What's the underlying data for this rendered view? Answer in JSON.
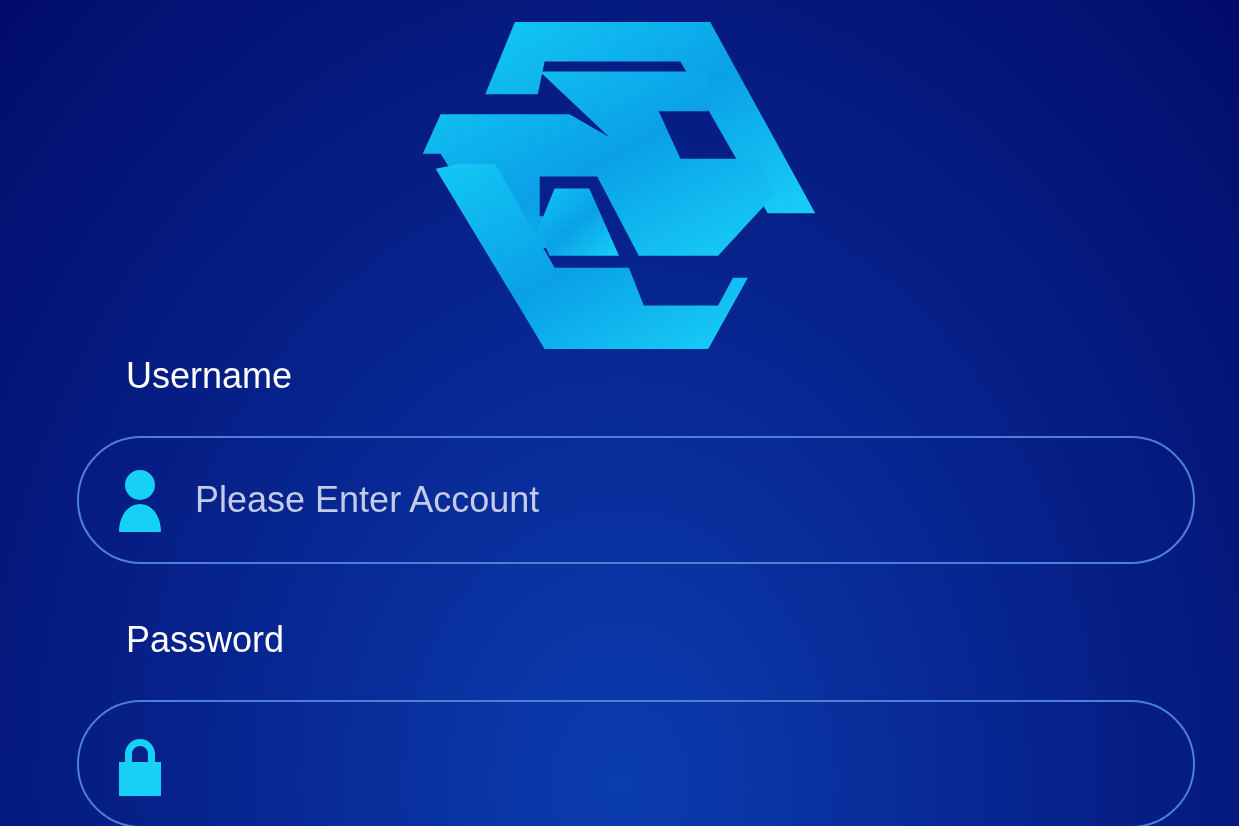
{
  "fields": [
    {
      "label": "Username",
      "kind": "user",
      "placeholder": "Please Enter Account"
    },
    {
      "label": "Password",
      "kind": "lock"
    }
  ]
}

====

Goal: Set each line of the records down exactly, leaving every picture out.

The completed task:
What's the underlying data for this rendered view? Answer in JSON.
{
  "fields": [
    {
      "label": "Username",
      "kind": "user",
      "placeholder": "Please Enter Account"
    },
    {
      "label": "Password",
      "kind": "lock"
    }
  ]
}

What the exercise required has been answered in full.